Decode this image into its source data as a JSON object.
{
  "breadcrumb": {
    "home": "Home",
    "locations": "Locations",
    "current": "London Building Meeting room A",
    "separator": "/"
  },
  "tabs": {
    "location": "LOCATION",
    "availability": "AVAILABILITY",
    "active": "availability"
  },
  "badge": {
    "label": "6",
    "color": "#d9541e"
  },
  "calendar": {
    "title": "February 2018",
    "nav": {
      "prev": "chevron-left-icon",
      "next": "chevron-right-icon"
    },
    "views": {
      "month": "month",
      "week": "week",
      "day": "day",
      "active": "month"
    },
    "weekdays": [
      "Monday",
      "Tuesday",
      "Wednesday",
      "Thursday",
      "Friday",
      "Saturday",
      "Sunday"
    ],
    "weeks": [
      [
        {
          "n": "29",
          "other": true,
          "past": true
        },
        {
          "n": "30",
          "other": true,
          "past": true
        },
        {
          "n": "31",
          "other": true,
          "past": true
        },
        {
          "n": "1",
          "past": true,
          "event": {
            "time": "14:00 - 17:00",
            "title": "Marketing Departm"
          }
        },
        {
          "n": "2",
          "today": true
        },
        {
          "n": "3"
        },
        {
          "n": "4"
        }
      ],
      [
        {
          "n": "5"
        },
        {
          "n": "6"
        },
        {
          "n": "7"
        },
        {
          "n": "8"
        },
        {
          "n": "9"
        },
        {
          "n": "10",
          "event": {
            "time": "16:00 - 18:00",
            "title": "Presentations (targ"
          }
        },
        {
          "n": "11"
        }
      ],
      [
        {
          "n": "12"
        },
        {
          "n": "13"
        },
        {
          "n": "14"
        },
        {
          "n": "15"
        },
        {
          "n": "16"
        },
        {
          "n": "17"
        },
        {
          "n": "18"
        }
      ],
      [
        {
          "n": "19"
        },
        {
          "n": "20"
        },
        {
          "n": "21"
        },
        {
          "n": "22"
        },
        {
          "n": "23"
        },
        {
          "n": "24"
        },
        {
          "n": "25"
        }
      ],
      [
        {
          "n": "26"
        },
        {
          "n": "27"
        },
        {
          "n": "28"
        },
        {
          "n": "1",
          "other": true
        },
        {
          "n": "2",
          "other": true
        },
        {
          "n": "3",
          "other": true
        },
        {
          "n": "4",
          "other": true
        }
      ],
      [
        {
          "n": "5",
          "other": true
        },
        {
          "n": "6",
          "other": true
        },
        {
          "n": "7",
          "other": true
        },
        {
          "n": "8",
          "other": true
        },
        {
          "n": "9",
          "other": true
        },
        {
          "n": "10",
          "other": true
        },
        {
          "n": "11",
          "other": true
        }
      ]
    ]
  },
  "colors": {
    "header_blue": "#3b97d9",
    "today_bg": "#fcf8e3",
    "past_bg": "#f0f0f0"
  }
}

**JOB**:
Nothing should be left out: repeat all of the data exactly.

**WORKED ANSWER**:
Decode this image into its source data as a JSON object.
{
  "breadcrumb": {
    "home": "Home",
    "locations": "Locations",
    "current": "London Building Meeting room A",
    "separator": "/"
  },
  "tabs": {
    "location": "LOCATION",
    "availability": "AVAILABILITY",
    "active": "availability"
  },
  "badge": {
    "label": "6",
    "color": "#d9541e"
  },
  "calendar": {
    "title": "February 2018",
    "nav": {
      "prev": "chevron-left-icon",
      "next": "chevron-right-icon"
    },
    "views": {
      "month": "month",
      "week": "week",
      "day": "day",
      "active": "month"
    },
    "weekdays": [
      "Monday",
      "Tuesday",
      "Wednesday",
      "Thursday",
      "Friday",
      "Saturday",
      "Sunday"
    ],
    "weeks": [
      [
        {
          "n": "29",
          "other": true,
          "past": true
        },
        {
          "n": "30",
          "other": true,
          "past": true
        },
        {
          "n": "31",
          "other": true,
          "past": true
        },
        {
          "n": "1",
          "past": true,
          "event": {
            "time": "14:00 - 17:00",
            "title": "Marketing Departm"
          }
        },
        {
          "n": "2",
          "today": true
        },
        {
          "n": "3"
        },
        {
          "n": "4"
        }
      ],
      [
        {
          "n": "5"
        },
        {
          "n": "6"
        },
        {
          "n": "7"
        },
        {
          "n": "8"
        },
        {
          "n": "9"
        },
        {
          "n": "10",
          "event": {
            "time": "16:00 - 18:00",
            "title": "Presentations (targ"
          }
        },
        {
          "n": "11"
        }
      ],
      [
        {
          "n": "12"
        },
        {
          "n": "13"
        },
        {
          "n": "14"
        },
        {
          "n": "15"
        },
        {
          "n": "16"
        },
        {
          "n": "17"
        },
        {
          "n": "18"
        }
      ],
      [
        {
          "n": "19"
        },
        {
          "n": "20"
        },
        {
          "n": "21"
        },
        {
          "n": "22"
        },
        {
          "n": "23"
        },
        {
          "n": "24"
        },
        {
          "n": "25"
        }
      ],
      [
        {
          "n": "26"
        },
        {
          "n": "27"
        },
        {
          "n": "28"
        },
        {
          "n": "1",
          "other": true
        },
        {
          "n": "2",
          "other": true
        },
        {
          "n": "3",
          "other": true
        },
        {
          "n": "4",
          "other": true
        }
      ],
      [
        {
          "n": "5",
          "other": true
        },
        {
          "n": "6",
          "other": true
        },
        {
          "n": "7",
          "other": true
        },
        {
          "n": "8",
          "other": true
        },
        {
          "n": "9",
          "other": true
        },
        {
          "n": "10",
          "other": true
        },
        {
          "n": "11",
          "other": true
        }
      ]
    ]
  },
  "colors": {
    "header_blue": "#3b97d9",
    "today_bg": "#fcf8e3",
    "past_bg": "#f0f0f0"
  }
}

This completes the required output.